Exercise requirements =>
Filter the lines below, copying only those with the string "this".

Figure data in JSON

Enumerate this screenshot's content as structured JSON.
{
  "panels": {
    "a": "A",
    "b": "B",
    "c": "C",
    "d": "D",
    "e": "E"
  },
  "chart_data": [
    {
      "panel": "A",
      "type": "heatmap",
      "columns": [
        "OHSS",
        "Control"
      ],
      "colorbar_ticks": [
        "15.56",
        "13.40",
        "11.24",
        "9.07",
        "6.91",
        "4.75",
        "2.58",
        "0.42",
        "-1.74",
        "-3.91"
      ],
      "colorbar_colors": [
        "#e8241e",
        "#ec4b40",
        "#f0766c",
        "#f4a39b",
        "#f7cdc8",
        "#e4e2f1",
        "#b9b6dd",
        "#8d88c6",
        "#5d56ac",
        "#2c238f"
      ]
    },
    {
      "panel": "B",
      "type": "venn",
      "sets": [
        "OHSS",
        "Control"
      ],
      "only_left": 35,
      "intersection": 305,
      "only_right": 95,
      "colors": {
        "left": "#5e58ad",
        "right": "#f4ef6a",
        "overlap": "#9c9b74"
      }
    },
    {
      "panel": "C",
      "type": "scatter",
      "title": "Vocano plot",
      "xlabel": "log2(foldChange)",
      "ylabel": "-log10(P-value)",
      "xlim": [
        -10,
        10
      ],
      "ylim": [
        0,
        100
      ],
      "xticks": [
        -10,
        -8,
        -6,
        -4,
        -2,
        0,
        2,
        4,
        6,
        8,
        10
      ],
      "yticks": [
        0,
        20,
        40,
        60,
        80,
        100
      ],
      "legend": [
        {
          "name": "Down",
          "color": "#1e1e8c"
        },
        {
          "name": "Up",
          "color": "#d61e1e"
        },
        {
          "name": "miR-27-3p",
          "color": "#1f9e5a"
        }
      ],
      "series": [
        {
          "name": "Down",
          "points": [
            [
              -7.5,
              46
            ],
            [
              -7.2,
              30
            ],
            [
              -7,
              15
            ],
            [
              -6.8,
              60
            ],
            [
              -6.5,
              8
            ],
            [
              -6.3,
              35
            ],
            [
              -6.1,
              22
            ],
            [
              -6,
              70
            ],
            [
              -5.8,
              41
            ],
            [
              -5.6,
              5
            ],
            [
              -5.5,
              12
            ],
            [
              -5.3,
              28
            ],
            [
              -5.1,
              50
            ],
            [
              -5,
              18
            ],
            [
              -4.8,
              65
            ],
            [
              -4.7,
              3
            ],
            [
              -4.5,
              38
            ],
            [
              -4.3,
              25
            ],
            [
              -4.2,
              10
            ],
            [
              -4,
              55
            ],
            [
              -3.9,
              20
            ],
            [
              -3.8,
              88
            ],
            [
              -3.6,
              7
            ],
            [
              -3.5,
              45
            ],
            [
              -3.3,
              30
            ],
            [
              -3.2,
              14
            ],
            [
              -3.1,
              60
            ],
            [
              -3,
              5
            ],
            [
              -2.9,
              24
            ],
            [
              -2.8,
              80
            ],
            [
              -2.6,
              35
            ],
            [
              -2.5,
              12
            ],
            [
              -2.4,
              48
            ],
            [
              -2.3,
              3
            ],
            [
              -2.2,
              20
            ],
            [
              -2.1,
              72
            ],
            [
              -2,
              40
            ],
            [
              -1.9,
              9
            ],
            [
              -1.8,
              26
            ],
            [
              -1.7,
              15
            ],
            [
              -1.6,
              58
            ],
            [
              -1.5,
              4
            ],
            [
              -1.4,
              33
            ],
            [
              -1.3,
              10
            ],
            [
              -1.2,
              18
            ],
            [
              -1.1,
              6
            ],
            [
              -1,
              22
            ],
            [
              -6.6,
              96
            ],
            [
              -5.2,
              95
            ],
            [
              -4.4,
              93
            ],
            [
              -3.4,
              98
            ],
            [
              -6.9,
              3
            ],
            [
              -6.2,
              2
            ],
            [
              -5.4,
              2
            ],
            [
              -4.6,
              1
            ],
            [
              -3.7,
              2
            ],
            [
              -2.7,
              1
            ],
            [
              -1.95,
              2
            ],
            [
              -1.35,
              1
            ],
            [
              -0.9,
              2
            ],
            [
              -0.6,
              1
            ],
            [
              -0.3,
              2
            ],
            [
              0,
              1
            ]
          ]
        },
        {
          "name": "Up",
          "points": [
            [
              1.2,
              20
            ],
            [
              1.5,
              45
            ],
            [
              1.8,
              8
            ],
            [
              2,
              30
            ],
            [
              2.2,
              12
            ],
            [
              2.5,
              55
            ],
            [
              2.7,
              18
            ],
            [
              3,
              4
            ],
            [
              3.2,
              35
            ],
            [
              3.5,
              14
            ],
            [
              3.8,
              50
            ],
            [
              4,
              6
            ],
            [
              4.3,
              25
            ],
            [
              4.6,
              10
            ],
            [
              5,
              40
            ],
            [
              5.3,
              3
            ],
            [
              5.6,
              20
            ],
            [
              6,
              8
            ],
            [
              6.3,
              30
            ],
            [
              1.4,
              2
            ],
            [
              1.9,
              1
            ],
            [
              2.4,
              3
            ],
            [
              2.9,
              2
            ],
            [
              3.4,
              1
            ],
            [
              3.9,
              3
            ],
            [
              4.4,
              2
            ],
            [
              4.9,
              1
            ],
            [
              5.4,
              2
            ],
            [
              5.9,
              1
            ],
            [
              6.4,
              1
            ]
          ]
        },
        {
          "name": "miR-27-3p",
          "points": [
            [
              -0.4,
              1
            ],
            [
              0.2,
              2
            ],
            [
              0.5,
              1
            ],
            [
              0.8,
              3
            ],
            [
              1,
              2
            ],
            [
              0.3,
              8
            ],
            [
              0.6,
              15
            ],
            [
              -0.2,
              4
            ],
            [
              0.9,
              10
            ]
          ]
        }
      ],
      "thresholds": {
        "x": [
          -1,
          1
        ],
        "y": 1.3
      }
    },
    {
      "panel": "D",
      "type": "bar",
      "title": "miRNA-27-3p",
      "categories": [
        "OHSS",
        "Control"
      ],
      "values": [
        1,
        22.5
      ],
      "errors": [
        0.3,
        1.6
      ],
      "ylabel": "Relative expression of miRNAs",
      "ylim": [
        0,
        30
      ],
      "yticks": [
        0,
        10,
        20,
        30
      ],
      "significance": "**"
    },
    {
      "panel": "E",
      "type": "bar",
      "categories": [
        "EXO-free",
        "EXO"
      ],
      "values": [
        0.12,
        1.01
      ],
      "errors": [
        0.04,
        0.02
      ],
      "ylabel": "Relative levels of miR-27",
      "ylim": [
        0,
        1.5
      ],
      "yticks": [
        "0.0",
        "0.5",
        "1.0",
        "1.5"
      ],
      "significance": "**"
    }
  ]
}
---
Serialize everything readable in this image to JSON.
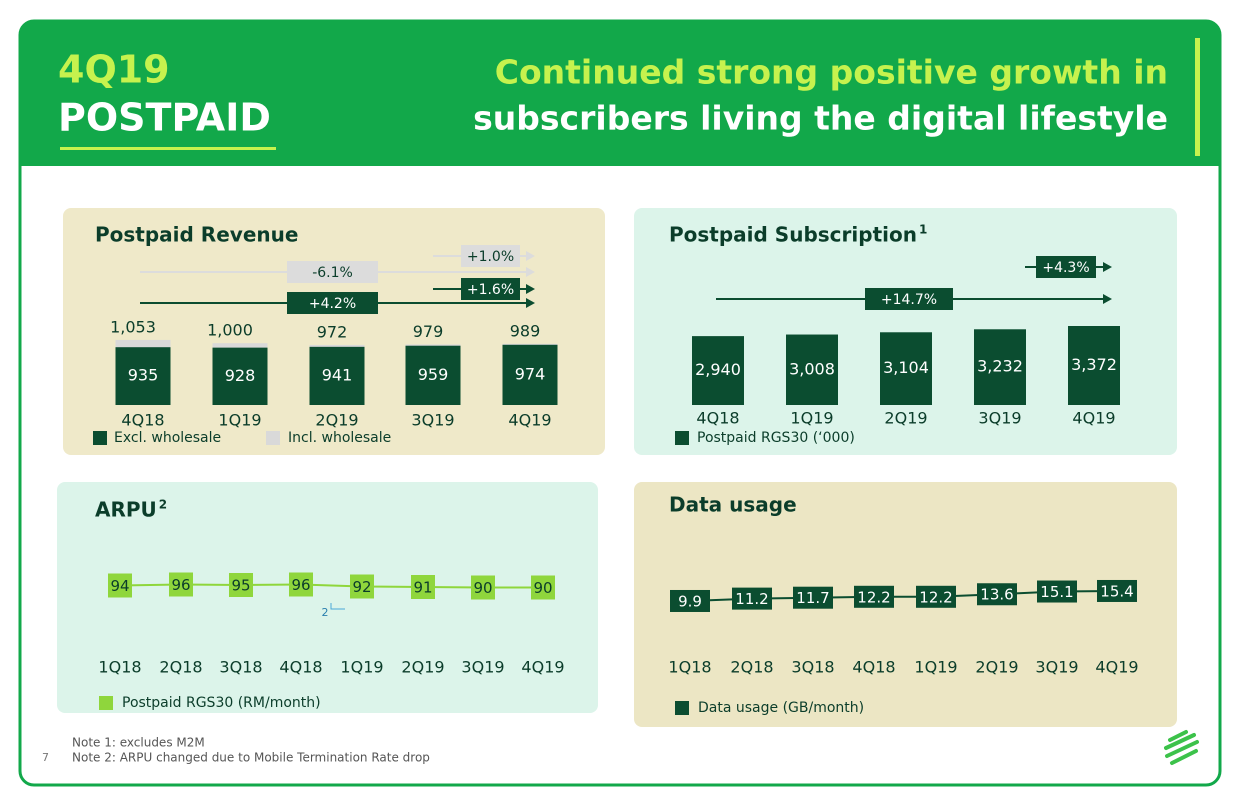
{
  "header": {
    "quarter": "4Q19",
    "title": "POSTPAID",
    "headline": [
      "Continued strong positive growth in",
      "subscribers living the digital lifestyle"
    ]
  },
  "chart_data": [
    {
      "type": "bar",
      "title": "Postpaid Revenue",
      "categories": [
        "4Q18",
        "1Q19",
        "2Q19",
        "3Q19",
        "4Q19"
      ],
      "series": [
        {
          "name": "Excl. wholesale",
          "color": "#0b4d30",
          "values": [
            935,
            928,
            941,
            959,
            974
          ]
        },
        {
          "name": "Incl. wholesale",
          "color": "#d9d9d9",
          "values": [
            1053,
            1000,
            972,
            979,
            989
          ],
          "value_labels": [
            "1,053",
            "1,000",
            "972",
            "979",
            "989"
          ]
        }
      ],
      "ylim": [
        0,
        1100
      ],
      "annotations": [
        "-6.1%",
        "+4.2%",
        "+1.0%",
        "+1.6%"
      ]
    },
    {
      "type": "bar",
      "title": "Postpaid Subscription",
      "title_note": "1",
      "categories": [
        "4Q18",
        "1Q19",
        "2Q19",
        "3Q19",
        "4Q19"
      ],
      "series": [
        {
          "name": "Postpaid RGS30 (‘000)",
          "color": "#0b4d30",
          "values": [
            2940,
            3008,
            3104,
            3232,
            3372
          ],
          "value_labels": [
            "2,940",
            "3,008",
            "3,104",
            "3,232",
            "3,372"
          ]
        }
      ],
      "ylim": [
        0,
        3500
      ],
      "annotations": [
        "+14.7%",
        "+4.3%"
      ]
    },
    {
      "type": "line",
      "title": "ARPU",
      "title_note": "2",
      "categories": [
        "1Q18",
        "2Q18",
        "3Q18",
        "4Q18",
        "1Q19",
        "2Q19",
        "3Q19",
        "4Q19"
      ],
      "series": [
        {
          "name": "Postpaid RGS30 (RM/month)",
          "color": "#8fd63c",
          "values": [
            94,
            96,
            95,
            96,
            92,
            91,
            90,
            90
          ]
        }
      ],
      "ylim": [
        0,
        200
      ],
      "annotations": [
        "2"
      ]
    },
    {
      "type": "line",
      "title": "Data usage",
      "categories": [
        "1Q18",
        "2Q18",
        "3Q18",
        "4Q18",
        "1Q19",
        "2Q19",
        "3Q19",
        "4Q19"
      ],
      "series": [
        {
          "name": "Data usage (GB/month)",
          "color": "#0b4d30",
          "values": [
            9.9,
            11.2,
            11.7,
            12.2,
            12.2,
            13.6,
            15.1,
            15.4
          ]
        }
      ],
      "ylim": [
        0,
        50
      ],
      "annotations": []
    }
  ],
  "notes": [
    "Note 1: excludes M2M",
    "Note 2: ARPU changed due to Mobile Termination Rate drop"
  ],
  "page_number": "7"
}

Problem solution =>
Enumerate this screenshot's content as structured JSON.
Serialize everything readable in this image to JSON.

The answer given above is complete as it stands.